• What you will do
The listing below should be copied in full, word for word.

**** Source data

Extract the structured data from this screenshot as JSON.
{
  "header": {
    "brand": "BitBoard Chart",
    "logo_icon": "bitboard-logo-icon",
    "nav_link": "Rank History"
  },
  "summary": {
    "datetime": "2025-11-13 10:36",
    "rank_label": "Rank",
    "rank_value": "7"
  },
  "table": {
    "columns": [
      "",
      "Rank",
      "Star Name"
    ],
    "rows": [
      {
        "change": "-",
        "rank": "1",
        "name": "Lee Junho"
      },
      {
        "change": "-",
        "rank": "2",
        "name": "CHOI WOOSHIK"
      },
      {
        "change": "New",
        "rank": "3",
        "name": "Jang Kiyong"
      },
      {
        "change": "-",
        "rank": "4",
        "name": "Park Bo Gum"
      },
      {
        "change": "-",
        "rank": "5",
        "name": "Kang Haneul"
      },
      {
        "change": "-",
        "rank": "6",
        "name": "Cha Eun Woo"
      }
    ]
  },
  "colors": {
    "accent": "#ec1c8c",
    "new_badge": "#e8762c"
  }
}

********

• Problem solution
Extract the structured data from this screenshot as JSON.
{
  "header": {
    "brand": "BitBoard Chart",
    "logo_icon": "bitboard-logo-icon",
    "nav_link": "Rank History"
  },
  "summary": {
    "datetime": "2025-11-13 10:36",
    "rank_label": "Rank",
    "rank_value": "7"
  },
  "table": {
    "columns": [
      "",
      "Rank",
      "Star Name"
    ],
    "rows": [
      {
        "change": "-",
        "rank": "1",
        "name": "Lee Junho"
      },
      {
        "change": "-",
        "rank": "2",
        "name": "CHOI WOOSHIK"
      },
      {
        "change": "New",
        "rank": "3",
        "name": "Jang Kiyong"
      },
      {
        "change": "-",
        "rank": "4",
        "name": "Park Bo Gum"
      },
      {
        "change": "-",
        "rank": "5",
        "name": "Kang Haneul"
      },
      {
        "change": "-",
        "rank": "6",
        "name": "Cha Eun Woo"
      }
    ]
  },
  "colors": {
    "accent": "#ec1c8c",
    "new_badge": "#e8762c"
  }
}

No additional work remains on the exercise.